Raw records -

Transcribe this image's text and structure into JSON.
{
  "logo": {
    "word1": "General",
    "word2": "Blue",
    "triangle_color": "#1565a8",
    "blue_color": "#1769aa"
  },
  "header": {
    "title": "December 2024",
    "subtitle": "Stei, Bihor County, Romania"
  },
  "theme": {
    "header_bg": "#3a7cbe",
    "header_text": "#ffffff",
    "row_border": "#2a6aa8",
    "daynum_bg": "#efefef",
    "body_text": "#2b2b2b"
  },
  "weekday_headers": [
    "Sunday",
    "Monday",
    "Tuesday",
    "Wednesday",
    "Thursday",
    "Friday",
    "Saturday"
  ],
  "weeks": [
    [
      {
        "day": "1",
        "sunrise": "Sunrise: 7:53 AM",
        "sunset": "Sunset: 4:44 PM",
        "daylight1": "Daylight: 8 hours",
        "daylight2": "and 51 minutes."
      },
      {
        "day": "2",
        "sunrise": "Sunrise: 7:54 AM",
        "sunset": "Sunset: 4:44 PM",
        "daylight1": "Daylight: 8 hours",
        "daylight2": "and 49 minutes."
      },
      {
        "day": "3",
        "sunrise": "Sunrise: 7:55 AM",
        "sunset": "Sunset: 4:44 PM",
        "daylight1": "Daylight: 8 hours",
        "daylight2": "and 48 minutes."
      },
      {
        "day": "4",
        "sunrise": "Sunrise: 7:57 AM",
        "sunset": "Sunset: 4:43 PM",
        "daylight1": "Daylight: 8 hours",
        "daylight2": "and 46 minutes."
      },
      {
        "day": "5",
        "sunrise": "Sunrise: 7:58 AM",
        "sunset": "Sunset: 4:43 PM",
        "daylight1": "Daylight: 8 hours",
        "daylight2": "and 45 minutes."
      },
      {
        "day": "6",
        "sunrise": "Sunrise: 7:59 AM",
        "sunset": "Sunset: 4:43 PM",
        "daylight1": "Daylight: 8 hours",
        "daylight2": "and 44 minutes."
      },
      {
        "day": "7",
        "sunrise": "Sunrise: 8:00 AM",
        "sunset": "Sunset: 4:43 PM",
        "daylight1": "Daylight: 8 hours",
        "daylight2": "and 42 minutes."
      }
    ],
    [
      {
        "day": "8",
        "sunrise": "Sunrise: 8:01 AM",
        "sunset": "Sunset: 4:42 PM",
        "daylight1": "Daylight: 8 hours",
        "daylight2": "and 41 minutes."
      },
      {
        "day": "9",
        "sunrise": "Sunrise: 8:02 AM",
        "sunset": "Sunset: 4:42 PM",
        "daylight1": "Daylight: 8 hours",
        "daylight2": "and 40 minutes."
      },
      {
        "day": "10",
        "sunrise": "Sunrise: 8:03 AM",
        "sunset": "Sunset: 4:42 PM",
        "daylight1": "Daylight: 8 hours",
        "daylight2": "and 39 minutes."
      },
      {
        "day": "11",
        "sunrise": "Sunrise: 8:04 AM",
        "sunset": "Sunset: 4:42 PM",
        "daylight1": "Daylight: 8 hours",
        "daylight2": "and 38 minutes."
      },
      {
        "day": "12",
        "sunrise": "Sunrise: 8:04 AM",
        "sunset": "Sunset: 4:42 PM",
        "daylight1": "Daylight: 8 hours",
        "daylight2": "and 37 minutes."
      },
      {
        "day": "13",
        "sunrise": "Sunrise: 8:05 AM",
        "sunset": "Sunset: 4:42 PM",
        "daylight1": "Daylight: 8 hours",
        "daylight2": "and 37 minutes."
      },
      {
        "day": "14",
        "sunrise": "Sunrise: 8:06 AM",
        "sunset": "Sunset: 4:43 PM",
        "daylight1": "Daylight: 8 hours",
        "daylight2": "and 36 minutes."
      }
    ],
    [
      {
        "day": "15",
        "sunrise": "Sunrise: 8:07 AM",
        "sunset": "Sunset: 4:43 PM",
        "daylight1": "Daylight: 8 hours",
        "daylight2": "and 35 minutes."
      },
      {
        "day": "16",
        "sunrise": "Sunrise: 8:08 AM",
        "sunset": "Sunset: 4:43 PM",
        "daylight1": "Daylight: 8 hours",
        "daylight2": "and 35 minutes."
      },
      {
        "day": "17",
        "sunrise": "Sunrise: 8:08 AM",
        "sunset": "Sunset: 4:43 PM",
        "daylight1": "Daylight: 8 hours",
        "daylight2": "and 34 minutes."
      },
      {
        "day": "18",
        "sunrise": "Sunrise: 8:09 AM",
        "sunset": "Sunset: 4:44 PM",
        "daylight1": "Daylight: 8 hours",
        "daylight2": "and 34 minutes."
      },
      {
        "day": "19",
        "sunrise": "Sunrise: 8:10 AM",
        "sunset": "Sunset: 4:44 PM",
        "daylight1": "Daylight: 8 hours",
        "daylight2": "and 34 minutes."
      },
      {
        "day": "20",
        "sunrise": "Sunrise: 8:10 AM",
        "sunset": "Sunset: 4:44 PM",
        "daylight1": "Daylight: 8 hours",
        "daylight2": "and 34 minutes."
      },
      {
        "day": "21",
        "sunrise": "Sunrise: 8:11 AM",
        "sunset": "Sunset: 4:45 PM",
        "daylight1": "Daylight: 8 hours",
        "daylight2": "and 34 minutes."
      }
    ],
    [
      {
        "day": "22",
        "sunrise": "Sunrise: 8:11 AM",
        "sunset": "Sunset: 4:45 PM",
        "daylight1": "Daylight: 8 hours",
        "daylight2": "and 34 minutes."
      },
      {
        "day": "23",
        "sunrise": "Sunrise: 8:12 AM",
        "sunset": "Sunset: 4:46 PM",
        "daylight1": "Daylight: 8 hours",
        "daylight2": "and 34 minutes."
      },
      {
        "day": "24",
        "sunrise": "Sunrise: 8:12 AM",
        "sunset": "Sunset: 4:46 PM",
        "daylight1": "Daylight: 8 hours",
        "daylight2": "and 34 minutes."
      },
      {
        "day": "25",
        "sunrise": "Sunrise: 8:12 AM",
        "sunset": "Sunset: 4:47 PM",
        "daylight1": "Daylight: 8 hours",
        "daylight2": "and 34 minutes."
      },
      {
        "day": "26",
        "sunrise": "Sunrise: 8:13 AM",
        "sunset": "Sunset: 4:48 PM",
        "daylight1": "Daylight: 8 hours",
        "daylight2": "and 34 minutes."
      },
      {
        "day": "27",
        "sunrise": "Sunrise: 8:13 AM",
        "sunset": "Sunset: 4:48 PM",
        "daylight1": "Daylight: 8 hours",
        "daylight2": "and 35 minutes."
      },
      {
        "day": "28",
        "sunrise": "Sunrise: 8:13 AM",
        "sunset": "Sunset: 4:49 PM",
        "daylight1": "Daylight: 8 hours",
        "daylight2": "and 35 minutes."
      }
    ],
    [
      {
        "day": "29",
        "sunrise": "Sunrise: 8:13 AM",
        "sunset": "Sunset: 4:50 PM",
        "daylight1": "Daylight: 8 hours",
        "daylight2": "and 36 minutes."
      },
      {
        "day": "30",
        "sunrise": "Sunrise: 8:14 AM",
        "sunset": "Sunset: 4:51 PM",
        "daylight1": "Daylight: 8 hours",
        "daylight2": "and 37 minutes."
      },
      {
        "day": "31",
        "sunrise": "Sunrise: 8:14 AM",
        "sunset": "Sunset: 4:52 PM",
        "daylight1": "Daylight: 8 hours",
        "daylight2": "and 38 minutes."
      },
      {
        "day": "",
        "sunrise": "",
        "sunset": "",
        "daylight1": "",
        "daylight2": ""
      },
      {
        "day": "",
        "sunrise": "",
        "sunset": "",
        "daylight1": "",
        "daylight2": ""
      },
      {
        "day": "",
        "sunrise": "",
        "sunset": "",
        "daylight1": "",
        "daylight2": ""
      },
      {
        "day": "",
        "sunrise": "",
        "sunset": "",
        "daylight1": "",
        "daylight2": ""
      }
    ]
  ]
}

THE PROBLEM -
Transcribe each entry exactly.

ANSWER IN FULL -
Transcribe this image's text and structure into JSON.
{
  "logo": {
    "word1": "General",
    "word2": "Blue",
    "triangle_color": "#1565a8",
    "blue_color": "#1769aa"
  },
  "header": {
    "title": "December 2024",
    "subtitle": "Stei, Bihor County, Romania"
  },
  "theme": {
    "header_bg": "#3a7cbe",
    "header_text": "#ffffff",
    "row_border": "#2a6aa8",
    "daynum_bg": "#efefef",
    "body_text": "#2b2b2b"
  },
  "weekday_headers": [
    "Sunday",
    "Monday",
    "Tuesday",
    "Wednesday",
    "Thursday",
    "Friday",
    "Saturday"
  ],
  "weeks": [
    [
      {
        "day": "1",
        "sunrise": "Sunrise: 7:53 AM",
        "sunset": "Sunset: 4:44 PM",
        "daylight1": "Daylight: 8 hours",
        "daylight2": "and 51 minutes."
      },
      {
        "day": "2",
        "sunrise": "Sunrise: 7:54 AM",
        "sunset": "Sunset: 4:44 PM",
        "daylight1": "Daylight: 8 hours",
        "daylight2": "and 49 minutes."
      },
      {
        "day": "3",
        "sunrise": "Sunrise: 7:55 AM",
        "sunset": "Sunset: 4:44 PM",
        "daylight1": "Daylight: 8 hours",
        "daylight2": "and 48 minutes."
      },
      {
        "day": "4",
        "sunrise": "Sunrise: 7:57 AM",
        "sunset": "Sunset: 4:43 PM",
        "daylight1": "Daylight: 8 hours",
        "daylight2": "and 46 minutes."
      },
      {
        "day": "5",
        "sunrise": "Sunrise: 7:58 AM",
        "sunset": "Sunset: 4:43 PM",
        "daylight1": "Daylight: 8 hours",
        "daylight2": "and 45 minutes."
      },
      {
        "day": "6",
        "sunrise": "Sunrise: 7:59 AM",
        "sunset": "Sunset: 4:43 PM",
        "daylight1": "Daylight: 8 hours",
        "daylight2": "and 44 minutes."
      },
      {
        "day": "7",
        "sunrise": "Sunrise: 8:00 AM",
        "sunset": "Sunset: 4:43 PM",
        "daylight1": "Daylight: 8 hours",
        "daylight2": "and 42 minutes."
      }
    ],
    [
      {
        "day": "8",
        "sunrise": "Sunrise: 8:01 AM",
        "sunset": "Sunset: 4:42 PM",
        "daylight1": "Daylight: 8 hours",
        "daylight2": "and 41 minutes."
      },
      {
        "day": "9",
        "sunrise": "Sunrise: 8:02 AM",
        "sunset": "Sunset: 4:42 PM",
        "daylight1": "Daylight: 8 hours",
        "daylight2": "and 40 minutes."
      },
      {
        "day": "10",
        "sunrise": "Sunrise: 8:03 AM",
        "sunset": "Sunset: 4:42 PM",
        "daylight1": "Daylight: 8 hours",
        "daylight2": "and 39 minutes."
      },
      {
        "day": "11",
        "sunrise": "Sunrise: 8:04 AM",
        "sunset": "Sunset: 4:42 PM",
        "daylight1": "Daylight: 8 hours",
        "daylight2": "and 38 minutes."
      },
      {
        "day": "12",
        "sunrise": "Sunrise: 8:04 AM",
        "sunset": "Sunset: 4:42 PM",
        "daylight1": "Daylight: 8 hours",
        "daylight2": "and 37 minutes."
      },
      {
        "day": "13",
        "sunrise": "Sunrise: 8:05 AM",
        "sunset": "Sunset: 4:42 PM",
        "daylight1": "Daylight: 8 hours",
        "daylight2": "and 37 minutes."
      },
      {
        "day": "14",
        "sunrise": "Sunrise: 8:06 AM",
        "sunset": "Sunset: 4:43 PM",
        "daylight1": "Daylight: 8 hours",
        "daylight2": "and 36 minutes."
      }
    ],
    [
      {
        "day": "15",
        "sunrise": "Sunrise: 8:07 AM",
        "sunset": "Sunset: 4:43 PM",
        "daylight1": "Daylight: 8 hours",
        "daylight2": "and 35 minutes."
      },
      {
        "day": "16",
        "sunrise": "Sunrise: 8:08 AM",
        "sunset": "Sunset: 4:43 PM",
        "daylight1": "Daylight: 8 hours",
        "daylight2": "and 35 minutes."
      },
      {
        "day": "17",
        "sunrise": "Sunrise: 8:08 AM",
        "sunset": "Sunset: 4:43 PM",
        "daylight1": "Daylight: 8 hours",
        "daylight2": "and 34 minutes."
      },
      {
        "day": "18",
        "sunrise": "Sunrise: 8:09 AM",
        "sunset": "Sunset: 4:44 PM",
        "daylight1": "Daylight: 8 hours",
        "daylight2": "and 34 minutes."
      },
      {
        "day": "19",
        "sunrise": "Sunrise: 8:10 AM",
        "sunset": "Sunset: 4:44 PM",
        "daylight1": "Daylight: 8 hours",
        "daylight2": "and 34 minutes."
      },
      {
        "day": "20",
        "sunrise": "Sunrise: 8:10 AM",
        "sunset": "Sunset: 4:44 PM",
        "daylight1": "Daylight: 8 hours",
        "daylight2": "and 34 minutes."
      },
      {
        "day": "21",
        "sunrise": "Sunrise: 8:11 AM",
        "sunset": "Sunset: 4:45 PM",
        "daylight1": "Daylight: 8 hours",
        "daylight2": "and 34 minutes."
      }
    ],
    [
      {
        "day": "22",
        "sunrise": "Sunrise: 8:11 AM",
        "sunset": "Sunset: 4:45 PM",
        "daylight1": "Daylight: 8 hours",
        "daylight2": "and 34 minutes."
      },
      {
        "day": "23",
        "sunrise": "Sunrise: 8:12 AM",
        "sunset": "Sunset: 4:46 PM",
        "daylight1": "Daylight: 8 hours",
        "daylight2": "and 34 minutes."
      },
      {
        "day": "24",
        "sunrise": "Sunrise: 8:12 AM",
        "sunset": "Sunset: 4:46 PM",
        "daylight1": "Daylight: 8 hours",
        "daylight2": "and 34 minutes."
      },
      {
        "day": "25",
        "sunrise": "Sunrise: 8:12 AM",
        "sunset": "Sunset: 4:47 PM",
        "daylight1": "Daylight: 8 hours",
        "daylight2": "and 34 minutes."
      },
      {
        "day": "26",
        "sunrise": "Sunrise: 8:13 AM",
        "sunset": "Sunset: 4:48 PM",
        "daylight1": "Daylight: 8 hours",
        "daylight2": "and 34 minutes."
      },
      {
        "day": "27",
        "sunrise": "Sunrise: 8:13 AM",
        "sunset": "Sunset: 4:48 PM",
        "daylight1": "Daylight: 8 hours",
        "daylight2": "and 35 minutes."
      },
      {
        "day": "28",
        "sunrise": "Sunrise: 8:13 AM",
        "sunset": "Sunset: 4:49 PM",
        "daylight1": "Daylight: 8 hours",
        "daylight2": "and 35 minutes."
      }
    ],
    [
      {
        "day": "29",
        "sunrise": "Sunrise: 8:13 AM",
        "sunset": "Sunset: 4:50 PM",
        "daylight1": "Daylight: 8 hours",
        "daylight2": "and 36 minutes."
      },
      {
        "day": "30",
        "sunrise": "Sunrise: 8:14 AM",
        "sunset": "Sunset: 4:51 PM",
        "daylight1": "Daylight: 8 hours",
        "daylight2": "and 37 minutes."
      },
      {
        "day": "31",
        "sunrise": "Sunrise: 8:14 AM",
        "sunset": "Sunset: 4:52 PM",
        "daylight1": "Daylight: 8 hours",
        "daylight2": "and 38 minutes."
      },
      {
        "day": "",
        "sunrise": "",
        "sunset": "",
        "daylight1": "",
        "daylight2": ""
      },
      {
        "day": "",
        "sunrise": "",
        "sunset": "",
        "daylight1": "",
        "daylight2": ""
      },
      {
        "day": "",
        "sunrise": "",
        "sunset": "",
        "daylight1": "",
        "daylight2": ""
      },
      {
        "day": "",
        "sunrise": "",
        "sunset": "",
        "daylight1": "",
        "daylight2": ""
      }
    ]
  ]
}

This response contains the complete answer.